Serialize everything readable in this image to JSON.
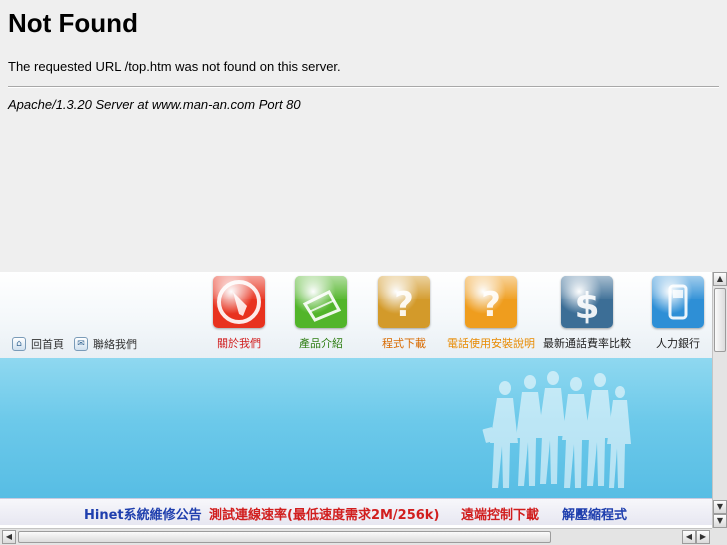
{
  "error_page": {
    "heading": "Not Found",
    "message": "The requested URL /top.htm was not found on this server.",
    "server_signature": "Apache/1.3.20 Server at www.man-an.com Port 80"
  },
  "site": {
    "home_links": [
      {
        "label": "回首頁",
        "icon": "home-icon"
      },
      {
        "label": "聯絡我們",
        "icon": "mail-icon"
      }
    ],
    "nav": [
      {
        "label": "關於我們",
        "color": "#d11e1e",
        "tile_color": "#e8321e",
        "icon": "red-tile-icon"
      },
      {
        "label": "產品介紹",
        "color": "#2e7d12",
        "tile_color": "#52b52a",
        "icon": "green-tile-icon"
      },
      {
        "label": "程式下載",
        "color": "#d86a00",
        "tile_color": "#d39a2a",
        "icon": "question-tile-icon"
      },
      {
        "label": "電話使用安裝說明",
        "color": "#e88a00",
        "tile_color": "#ef9d1e",
        "icon": "question-tile-icon"
      },
      {
        "label": "最新通話費率比較",
        "color": "#222222",
        "tile_color": "#3c6e96",
        "icon": "dollar-tile-icon"
      },
      {
        "label": "人力銀行",
        "color": "#222222",
        "tile_color": "#2e8fd6",
        "icon": "phone-tile-icon"
      }
    ],
    "ticker": [
      {
        "text": "Hinet系統維修公告",
        "color": "#1f3fae"
      },
      {
        "text": "測試連線速率(最低速度需求2M/256k)",
        "color": "#d11e1e"
      },
      {
        "text": "遠端控制下載",
        "color": "#d11e1e"
      },
      {
        "text": "解壓縮程式",
        "color": "#1f3fae"
      }
    ]
  }
}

- - -

--- EXERCISE AIM ---
Check each line above for the string "this", then copy the ones that have it.

--- PROBLEM SOLUTION ---
Serialize everything readable in this image to JSON.
    "message": "The requested URL /top.htm was not found on this server.",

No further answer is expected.